--- Start PROVIDED INFORMATION ---

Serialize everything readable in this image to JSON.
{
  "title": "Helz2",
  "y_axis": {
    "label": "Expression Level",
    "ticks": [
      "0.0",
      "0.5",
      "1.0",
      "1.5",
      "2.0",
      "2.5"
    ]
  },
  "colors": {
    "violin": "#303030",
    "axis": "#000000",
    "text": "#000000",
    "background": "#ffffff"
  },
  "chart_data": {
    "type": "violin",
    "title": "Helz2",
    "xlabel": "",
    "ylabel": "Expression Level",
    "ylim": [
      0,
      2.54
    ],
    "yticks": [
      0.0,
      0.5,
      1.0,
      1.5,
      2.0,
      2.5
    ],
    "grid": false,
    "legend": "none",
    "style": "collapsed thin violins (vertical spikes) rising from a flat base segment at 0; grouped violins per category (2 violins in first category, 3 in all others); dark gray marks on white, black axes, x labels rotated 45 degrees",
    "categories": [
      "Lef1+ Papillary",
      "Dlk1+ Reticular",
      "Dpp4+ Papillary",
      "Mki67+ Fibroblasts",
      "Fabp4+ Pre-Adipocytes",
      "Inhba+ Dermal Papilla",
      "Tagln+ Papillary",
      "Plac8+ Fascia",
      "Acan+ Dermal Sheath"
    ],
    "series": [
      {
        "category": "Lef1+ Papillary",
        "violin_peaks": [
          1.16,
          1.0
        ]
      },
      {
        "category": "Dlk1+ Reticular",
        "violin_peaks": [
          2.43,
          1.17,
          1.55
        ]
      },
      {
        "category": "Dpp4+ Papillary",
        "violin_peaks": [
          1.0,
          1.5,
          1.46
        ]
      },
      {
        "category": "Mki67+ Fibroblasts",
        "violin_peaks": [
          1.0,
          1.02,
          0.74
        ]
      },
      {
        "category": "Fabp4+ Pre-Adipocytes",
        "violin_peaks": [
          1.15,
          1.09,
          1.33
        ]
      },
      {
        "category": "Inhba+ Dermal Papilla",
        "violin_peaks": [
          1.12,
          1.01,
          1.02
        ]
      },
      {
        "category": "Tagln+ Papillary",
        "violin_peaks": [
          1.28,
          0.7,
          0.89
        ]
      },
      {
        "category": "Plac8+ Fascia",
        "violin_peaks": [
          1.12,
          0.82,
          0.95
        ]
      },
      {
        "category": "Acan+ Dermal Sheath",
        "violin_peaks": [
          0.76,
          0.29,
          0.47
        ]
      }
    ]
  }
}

--- End PROVIDED INFORMATION ---

SHORT EXERCISE:
Reproduce the entries above in full by retyping them exactly.

ANSWER TO THE PROBLEM:
Serialize everything readable in this image to JSON.
{
  "title": "Helz2",
  "y_axis": {
    "label": "Expression Level",
    "ticks": [
      "0.0",
      "0.5",
      "1.0",
      "1.5",
      "2.0",
      "2.5"
    ]
  },
  "colors": {
    "violin": "#303030",
    "axis": "#000000",
    "text": "#000000",
    "background": "#ffffff"
  },
  "chart_data": {
    "type": "violin",
    "title": "Helz2",
    "xlabel": "",
    "ylabel": "Expression Level",
    "ylim": [
      0,
      2.54
    ],
    "yticks": [
      0.0,
      0.5,
      1.0,
      1.5,
      2.0,
      2.5
    ],
    "grid": false,
    "legend": "none",
    "style": "collapsed thin violins (vertical spikes) rising from a flat base segment at 0; grouped violins per category (2 violins in first category, 3 in all others); dark gray marks on white, black axes, x labels rotated 45 degrees",
    "categories": [
      "Lef1+ Papillary",
      "Dlk1+ Reticular",
      "Dpp4+ Papillary",
      "Mki67+ Fibroblasts",
      "Fabp4+ Pre-Adipocytes",
      "Inhba+ Dermal Papilla",
      "Tagln+ Papillary",
      "Plac8+ Fascia",
      "Acan+ Dermal Sheath"
    ],
    "series": [
      {
        "category": "Lef1+ Papillary",
        "violin_peaks": [
          1.16,
          1.0
        ]
      },
      {
        "category": "Dlk1+ Reticular",
        "violin_peaks": [
          2.43,
          1.17,
          1.55
        ]
      },
      {
        "category": "Dpp4+ Papillary",
        "violin_peaks": [
          1.0,
          1.5,
          1.46
        ]
      },
      {
        "category": "Mki67+ Fibroblasts",
        "violin_peaks": [
          1.0,
          1.02,
          0.74
        ]
      },
      {
        "category": "Fabp4+ Pre-Adipocytes",
        "violin_peaks": [
          1.15,
          1.09,
          1.33
        ]
      },
      {
        "category": "Inhba+ Dermal Papilla",
        "violin_peaks": [
          1.12,
          1.01,
          1.02
        ]
      },
      {
        "category": "Tagln+ Papillary",
        "violin_peaks": [
          1.28,
          0.7,
          0.89
        ]
      },
      {
        "category": "Plac8+ Fascia",
        "violin_peaks": [
          1.12,
          0.82,
          0.95
        ]
      },
      {
        "category": "Acan+ Dermal Sheath",
        "violin_peaks": [
          0.76,
          0.29,
          0.47
        ]
      }
    ]
  }
}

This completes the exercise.